» **THE PROBLEM**
Look for the string "قوله" in every line, and copy each line that has it.

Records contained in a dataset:
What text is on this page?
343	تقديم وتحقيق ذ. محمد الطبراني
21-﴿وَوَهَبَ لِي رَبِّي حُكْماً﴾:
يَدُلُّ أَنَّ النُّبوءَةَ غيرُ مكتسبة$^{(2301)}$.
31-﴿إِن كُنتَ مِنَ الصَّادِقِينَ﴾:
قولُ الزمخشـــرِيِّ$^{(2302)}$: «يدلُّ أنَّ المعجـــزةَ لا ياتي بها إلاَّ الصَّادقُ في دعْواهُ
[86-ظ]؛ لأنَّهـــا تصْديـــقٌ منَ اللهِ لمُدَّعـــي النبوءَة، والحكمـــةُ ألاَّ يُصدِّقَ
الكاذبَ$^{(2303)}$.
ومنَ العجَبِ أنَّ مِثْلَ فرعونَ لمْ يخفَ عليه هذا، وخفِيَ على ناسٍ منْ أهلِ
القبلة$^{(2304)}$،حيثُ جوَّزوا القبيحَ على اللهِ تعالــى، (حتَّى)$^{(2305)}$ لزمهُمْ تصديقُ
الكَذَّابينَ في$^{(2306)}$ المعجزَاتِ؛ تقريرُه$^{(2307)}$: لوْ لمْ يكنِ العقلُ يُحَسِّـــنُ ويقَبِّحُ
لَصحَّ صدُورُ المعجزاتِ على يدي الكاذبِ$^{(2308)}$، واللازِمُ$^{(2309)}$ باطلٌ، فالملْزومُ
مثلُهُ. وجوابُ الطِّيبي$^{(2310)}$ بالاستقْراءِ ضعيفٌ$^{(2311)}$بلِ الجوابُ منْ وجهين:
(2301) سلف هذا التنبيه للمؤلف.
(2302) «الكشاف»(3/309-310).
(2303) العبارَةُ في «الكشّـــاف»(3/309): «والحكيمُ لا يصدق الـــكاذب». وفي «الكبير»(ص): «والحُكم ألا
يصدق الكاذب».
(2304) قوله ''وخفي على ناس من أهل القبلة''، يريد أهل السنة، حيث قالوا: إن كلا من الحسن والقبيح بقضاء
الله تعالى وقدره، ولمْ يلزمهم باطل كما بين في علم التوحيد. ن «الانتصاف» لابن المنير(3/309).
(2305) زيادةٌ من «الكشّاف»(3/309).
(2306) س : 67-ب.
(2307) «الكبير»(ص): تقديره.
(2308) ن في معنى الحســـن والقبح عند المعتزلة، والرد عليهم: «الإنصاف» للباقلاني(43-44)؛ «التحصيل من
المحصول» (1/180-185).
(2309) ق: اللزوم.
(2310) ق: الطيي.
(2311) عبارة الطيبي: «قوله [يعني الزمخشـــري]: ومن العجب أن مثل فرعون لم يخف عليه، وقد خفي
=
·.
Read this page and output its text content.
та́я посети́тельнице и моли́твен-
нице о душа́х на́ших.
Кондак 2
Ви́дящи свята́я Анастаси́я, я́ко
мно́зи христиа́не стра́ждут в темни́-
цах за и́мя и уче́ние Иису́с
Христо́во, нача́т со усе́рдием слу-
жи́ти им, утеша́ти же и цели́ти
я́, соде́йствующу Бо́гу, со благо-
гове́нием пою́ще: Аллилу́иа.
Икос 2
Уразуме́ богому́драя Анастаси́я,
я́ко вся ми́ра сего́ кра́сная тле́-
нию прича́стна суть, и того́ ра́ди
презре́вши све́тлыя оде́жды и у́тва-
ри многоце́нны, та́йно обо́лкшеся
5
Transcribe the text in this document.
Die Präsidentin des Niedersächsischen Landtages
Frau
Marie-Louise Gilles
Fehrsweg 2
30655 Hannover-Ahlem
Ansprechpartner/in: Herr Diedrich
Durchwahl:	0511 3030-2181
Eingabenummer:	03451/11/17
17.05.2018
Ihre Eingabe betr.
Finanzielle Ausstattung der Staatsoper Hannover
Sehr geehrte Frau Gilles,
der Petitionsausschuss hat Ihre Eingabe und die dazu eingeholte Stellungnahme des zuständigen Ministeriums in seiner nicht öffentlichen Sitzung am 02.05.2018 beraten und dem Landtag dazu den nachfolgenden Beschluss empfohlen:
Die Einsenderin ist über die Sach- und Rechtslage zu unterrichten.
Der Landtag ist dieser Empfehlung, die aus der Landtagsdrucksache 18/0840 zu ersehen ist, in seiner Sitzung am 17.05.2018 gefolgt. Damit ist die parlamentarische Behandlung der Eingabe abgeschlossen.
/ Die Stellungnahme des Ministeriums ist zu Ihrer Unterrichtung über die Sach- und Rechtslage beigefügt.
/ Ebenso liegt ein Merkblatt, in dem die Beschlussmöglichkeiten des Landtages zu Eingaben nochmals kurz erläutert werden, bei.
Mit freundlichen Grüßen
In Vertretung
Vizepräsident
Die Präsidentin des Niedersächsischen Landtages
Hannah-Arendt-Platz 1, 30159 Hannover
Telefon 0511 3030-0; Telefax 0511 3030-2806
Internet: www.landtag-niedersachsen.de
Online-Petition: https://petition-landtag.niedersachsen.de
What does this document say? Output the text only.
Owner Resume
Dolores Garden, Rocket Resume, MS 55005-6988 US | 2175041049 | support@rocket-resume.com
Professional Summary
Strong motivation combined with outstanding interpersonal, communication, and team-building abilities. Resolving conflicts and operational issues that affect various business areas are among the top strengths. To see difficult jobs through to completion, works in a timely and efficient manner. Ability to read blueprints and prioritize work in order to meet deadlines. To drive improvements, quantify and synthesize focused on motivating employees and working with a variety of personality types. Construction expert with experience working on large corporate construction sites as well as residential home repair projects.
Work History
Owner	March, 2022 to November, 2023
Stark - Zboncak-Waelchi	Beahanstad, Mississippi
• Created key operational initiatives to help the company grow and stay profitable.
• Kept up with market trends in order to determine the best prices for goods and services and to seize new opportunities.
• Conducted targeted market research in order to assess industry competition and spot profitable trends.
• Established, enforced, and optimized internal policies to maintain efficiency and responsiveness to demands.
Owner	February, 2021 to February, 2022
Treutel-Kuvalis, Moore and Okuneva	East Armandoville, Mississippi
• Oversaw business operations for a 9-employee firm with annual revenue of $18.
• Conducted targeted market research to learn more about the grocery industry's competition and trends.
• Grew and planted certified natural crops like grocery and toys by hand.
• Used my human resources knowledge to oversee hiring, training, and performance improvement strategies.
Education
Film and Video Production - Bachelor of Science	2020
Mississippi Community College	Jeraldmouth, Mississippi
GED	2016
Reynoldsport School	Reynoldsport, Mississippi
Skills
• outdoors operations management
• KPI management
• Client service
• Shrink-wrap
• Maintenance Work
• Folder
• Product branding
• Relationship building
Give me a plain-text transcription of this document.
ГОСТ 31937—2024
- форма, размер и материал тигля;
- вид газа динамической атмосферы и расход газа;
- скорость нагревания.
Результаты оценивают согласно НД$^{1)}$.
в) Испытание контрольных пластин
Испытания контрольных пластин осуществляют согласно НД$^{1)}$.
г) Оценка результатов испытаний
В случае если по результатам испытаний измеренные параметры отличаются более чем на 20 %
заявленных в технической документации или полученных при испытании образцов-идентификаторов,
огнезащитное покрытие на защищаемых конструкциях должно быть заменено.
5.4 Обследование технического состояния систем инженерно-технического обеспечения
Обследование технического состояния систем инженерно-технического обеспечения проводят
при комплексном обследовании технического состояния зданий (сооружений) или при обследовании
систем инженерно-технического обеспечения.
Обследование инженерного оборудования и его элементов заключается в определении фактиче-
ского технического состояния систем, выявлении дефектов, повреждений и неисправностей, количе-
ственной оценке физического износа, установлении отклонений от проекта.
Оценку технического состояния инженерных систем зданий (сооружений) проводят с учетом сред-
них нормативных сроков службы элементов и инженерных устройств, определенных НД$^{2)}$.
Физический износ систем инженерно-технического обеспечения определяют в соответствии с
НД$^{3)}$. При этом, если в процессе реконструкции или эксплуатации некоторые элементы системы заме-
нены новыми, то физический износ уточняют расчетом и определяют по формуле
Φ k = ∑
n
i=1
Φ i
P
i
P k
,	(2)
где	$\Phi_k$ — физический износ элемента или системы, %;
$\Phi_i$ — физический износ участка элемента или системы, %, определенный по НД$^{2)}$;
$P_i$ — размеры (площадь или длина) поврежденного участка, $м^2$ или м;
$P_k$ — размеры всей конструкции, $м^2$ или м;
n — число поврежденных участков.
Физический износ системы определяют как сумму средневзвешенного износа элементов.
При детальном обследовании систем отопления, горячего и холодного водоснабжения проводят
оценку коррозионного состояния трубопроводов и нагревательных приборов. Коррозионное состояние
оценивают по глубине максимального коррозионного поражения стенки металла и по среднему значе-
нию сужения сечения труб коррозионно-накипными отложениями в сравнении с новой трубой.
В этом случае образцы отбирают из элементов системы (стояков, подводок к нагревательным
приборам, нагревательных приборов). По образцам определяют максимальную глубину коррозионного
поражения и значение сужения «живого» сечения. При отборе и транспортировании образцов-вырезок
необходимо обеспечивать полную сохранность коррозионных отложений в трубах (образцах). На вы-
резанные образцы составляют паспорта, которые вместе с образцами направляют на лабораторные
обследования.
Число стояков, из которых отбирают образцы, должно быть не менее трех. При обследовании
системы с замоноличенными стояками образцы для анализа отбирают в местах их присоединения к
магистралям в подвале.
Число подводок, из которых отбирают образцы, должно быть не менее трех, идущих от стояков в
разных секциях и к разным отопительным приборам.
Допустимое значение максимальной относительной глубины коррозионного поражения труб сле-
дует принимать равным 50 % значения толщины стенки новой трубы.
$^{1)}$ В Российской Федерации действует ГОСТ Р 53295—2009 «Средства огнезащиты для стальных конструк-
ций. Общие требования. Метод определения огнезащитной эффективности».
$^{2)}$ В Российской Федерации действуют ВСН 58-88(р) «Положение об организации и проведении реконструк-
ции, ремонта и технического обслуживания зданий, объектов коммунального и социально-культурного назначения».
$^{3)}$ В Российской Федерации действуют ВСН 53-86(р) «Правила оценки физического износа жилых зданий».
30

» **SOLUTION FOR THIS TASK**
(2304) قوله ''وخفي على ناس من أهل القبلة''، يريد أهل السنة، حيث قالوا: إن كلا من الحسن والقبيح بقضاء
(2311) عبارة الطيبي: «قوله [يعني الزمخشـــري]: ومن العجب أن مثل فرعون لم يخف عليه، وقد خفي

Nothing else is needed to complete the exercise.